*Problem details*. Report every line in the records below that contains the string "scatter".

Dataset records:
____
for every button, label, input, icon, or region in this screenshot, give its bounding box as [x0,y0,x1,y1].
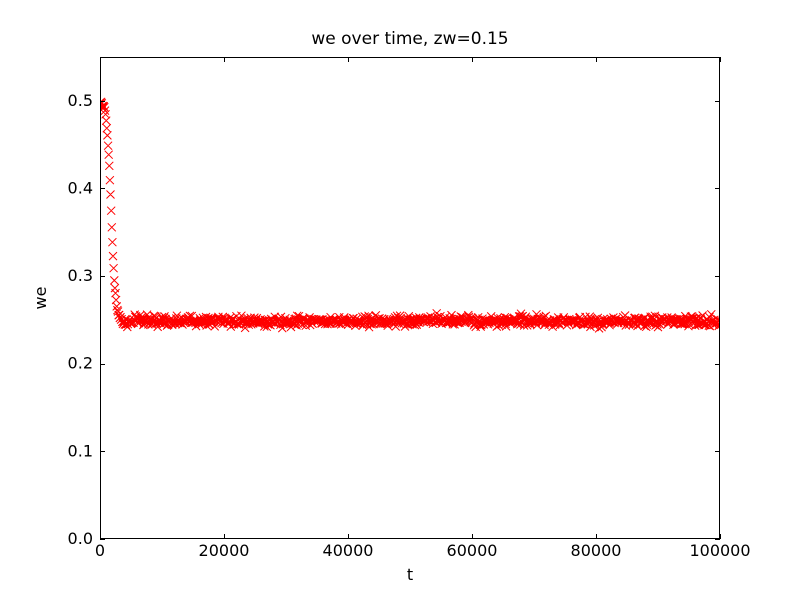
y-axis-label: we [31,287,50,310]
x-tick-label: 60000 [447,541,498,560]
x-tick-label: 40000 [323,541,374,560]
x-tick-label: 100000 [689,541,750,560]
x-tick-label: 20000 [199,541,250,560]
x-tick-label: 80000 [571,541,622,560]
x-axis-label: t [407,565,413,584]
y-tick-label: 0.4 [68,178,93,197]
axis-tick-marks [100,57,721,540]
plot-frame [100,57,720,539]
y-tick-label: 0.5 [68,91,93,110]
scatter-markers [100,97,720,333]
y-tick-label: 0.0 [68,529,93,548]
scatter-series-we [100,97,720,333]
x-tick-label: 0 [95,541,105,560]
y-tick-label: 0.2 [68,354,93,373]
chart-title: we over time, zw=0.15 [311,29,508,49]
y-tick-label: 0.1 [68,441,93,460]
axis-tick-labels: 0 20000 40000 60000 80000 100000 0.0 0.1 0.2 0.3 0… [68,91,751,560]
y-tick-label: 0.3 [68,266,93,285]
____
*Answer for the task*.
scatter-markers [100,97,720,333]
scatter-series-we [100,97,720,333]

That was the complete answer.